--- start of Given data ---

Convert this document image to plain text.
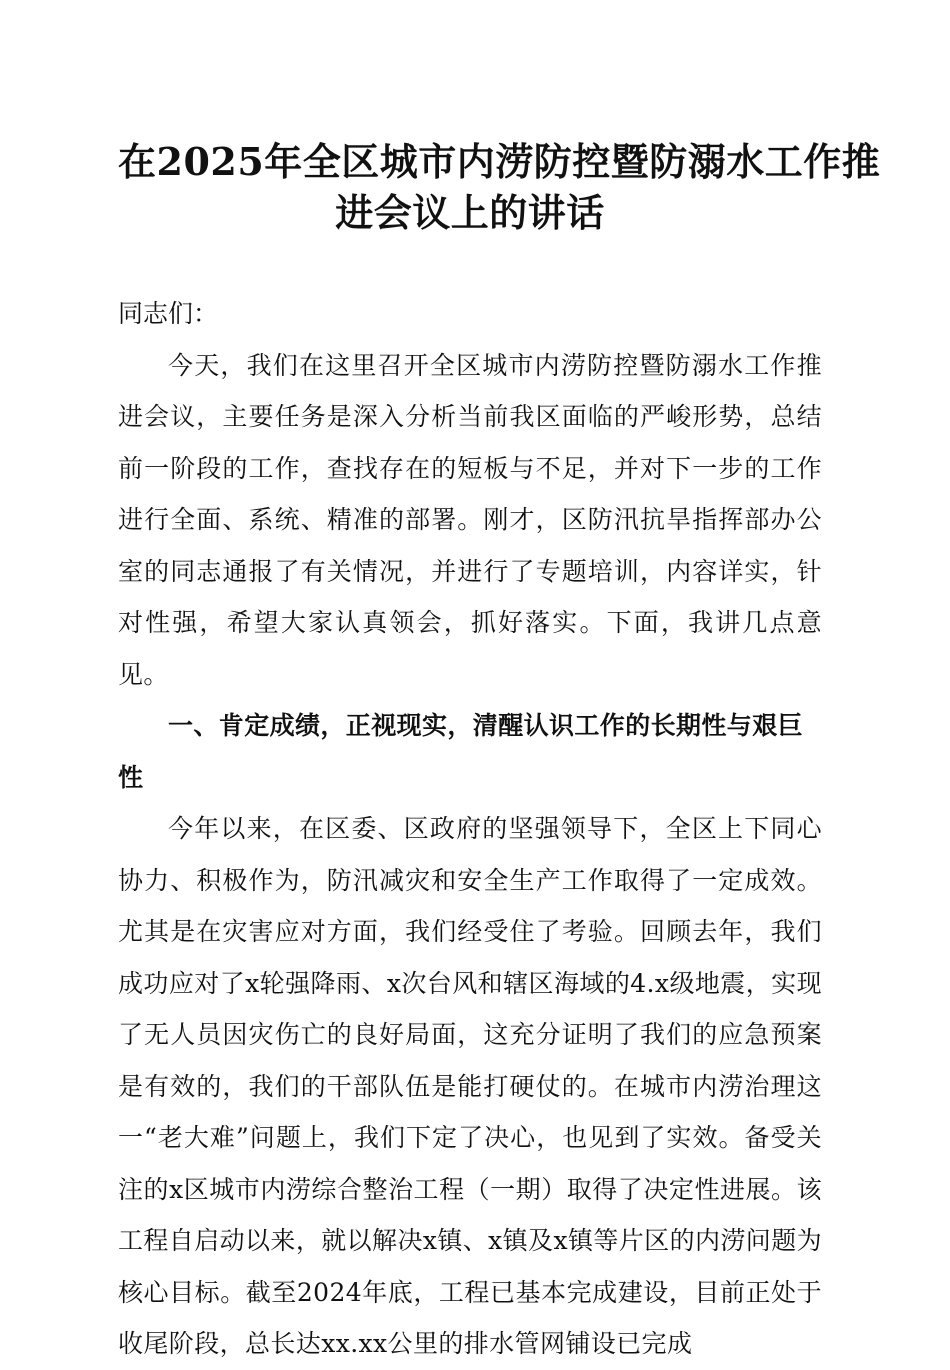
在2025年全区城市内涝防控暨防溺水工作推
进会议上的讲话

同志们：

今天，我们在这里召开全区城市内涝防控暨防溺水工作推进会议，主要任务是深入分析当前我区面临的严峻形势，总结前一阶段的工作，查找存在的短板与不足，并对下一步的工作进行全面、系统、精准的部署。刚才，区防汛抗旱指挥部办公室的同志通报了有关情况，并进行了专题培训，内容详实，针对性强，希望大家认真领会，抓好落实。下面，我讲几点意见。

一、肯定成绩，正视现实，清醒认识工作的长期性与艰巨性

今年以来，在区委、区政府的坚强领导下，全区上下同心协力、积极作为，防汛减灾和安全生产工作取得了一定成效。尤其是在灾害应对方面，我们经受住了考验。回顾去年，我们成功应对了x轮强降雨、x次台风和辖区海域的4.x级地震，实现了无人员因灾伤亡的良好局面，这充分证明了我们的应急预案是有效的，我们的干部队伍是能打硬仗的。在城市内涝治理这一“老大难”问题上，我们下定了决心，也见到了实效。备受关注的x区城市内涝综合整治工程（一期）取得了决定性进展。该工程自启动以来，就以解决x镇、x镇及x镇等片区的内涝问题为核心目标。截至2024年底，工程已基本完成建设，目前正处于收尾阶段，总长达xx.xx公里的排水管网铺设已完成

--- end of Given data ---

Task prompt:
Return to the listing above and set it down exactly, leaving out its pictures.

Exercise output:
Convert this document image to plain text.
在2025年全区城市内涝防控暨防溺水工作推
进会议上的讲话

同志们：

今天，我们在这里召开全区城市内涝防控暨防溺水工作推进会议，主要任务是深入分析当前我区面临的严峻形势，总结前一阶段的工作，查找存在的短板与不足，并对下一步的工作进行全面、系统、精准的部署。刚才，区防汛抗旱指挥部办公室的同志通报了有关情况，并进行了专题培训，内容详实，针对性强，希望大家认真领会，抓好落实。下面，我讲几点意见。

一、肯定成绩，正视现实，清醒认识工作的长期性与艰巨性

今年以来，在区委、区政府的坚强领导下，全区上下同心协力、积极作为，防汛减灾和安全生产工作取得了一定成效。尤其是在灾害应对方面，我们经受住了考验。回顾去年，我们成功应对了x轮强降雨、x次台风和辖区海域的4.x级地震，实现了无人员因灾伤亡的良好局面，这充分证明了我们的应急预案是有效的，我们的干部队伍是能打硬仗的。在城市内涝治理这一“老大难”问题上，我们下定了决心，也见到了实效。备受关注的x区城市内涝综合整治工程（一期）取得了决定性进展。该工程自启动以来，就以解决x镇、x镇及x镇等片区的内涝问题为核心目标。截至2024年底，工程已基本完成建设，目前正处于收尾阶段，总长达xx.xx公里的排水管网铺设已完成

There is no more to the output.